* [Goal of the exercise]
Every record must be repeated exactly; omit any pictures they contain.

* [Saved entries]
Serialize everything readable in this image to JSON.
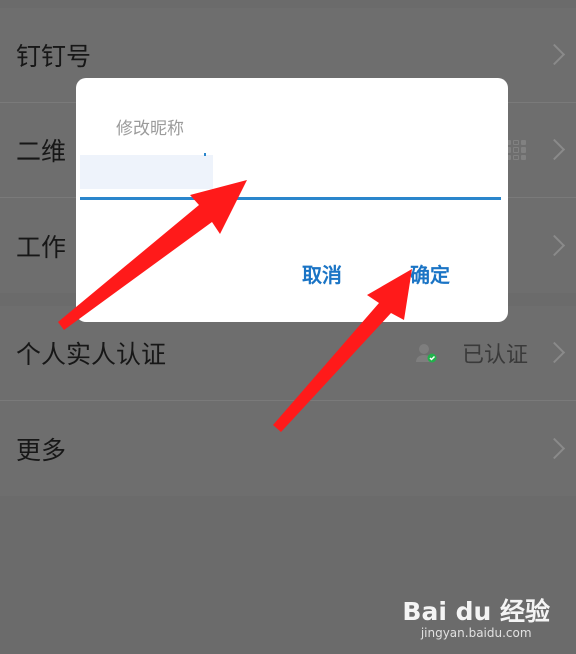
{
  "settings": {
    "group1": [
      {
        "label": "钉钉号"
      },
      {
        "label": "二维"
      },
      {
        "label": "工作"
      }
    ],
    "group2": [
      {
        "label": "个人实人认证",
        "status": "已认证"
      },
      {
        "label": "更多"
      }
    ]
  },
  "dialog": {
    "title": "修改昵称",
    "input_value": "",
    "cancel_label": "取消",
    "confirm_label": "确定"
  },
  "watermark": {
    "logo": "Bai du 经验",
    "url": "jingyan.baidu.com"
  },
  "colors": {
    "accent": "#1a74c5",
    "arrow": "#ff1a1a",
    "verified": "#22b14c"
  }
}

* [Task response]
Serialize everything readable in this image to JSON.
{
  "settings": {
    "group1": [
      {
        "label": "钉钉号"
      },
      {
        "label": "二维"
      },
      {
        "label": "工作"
      }
    ],
    "group2": [
      {
        "label": "个人实人认证",
        "status": "已认证"
      },
      {
        "label": "更多"
      }
    ]
  },
  "dialog": {
    "title": "修改昵称",
    "input_value": "",
    "cancel_label": "取消",
    "confirm_label": "确定"
  },
  "watermark": {
    "logo": "Bai du 经验",
    "url": "jingyan.baidu.com"
  },
  "colors": {
    "accent": "#1a74c5",
    "arrow": "#ff1a1a",
    "verified": "#22b14c"
  }
}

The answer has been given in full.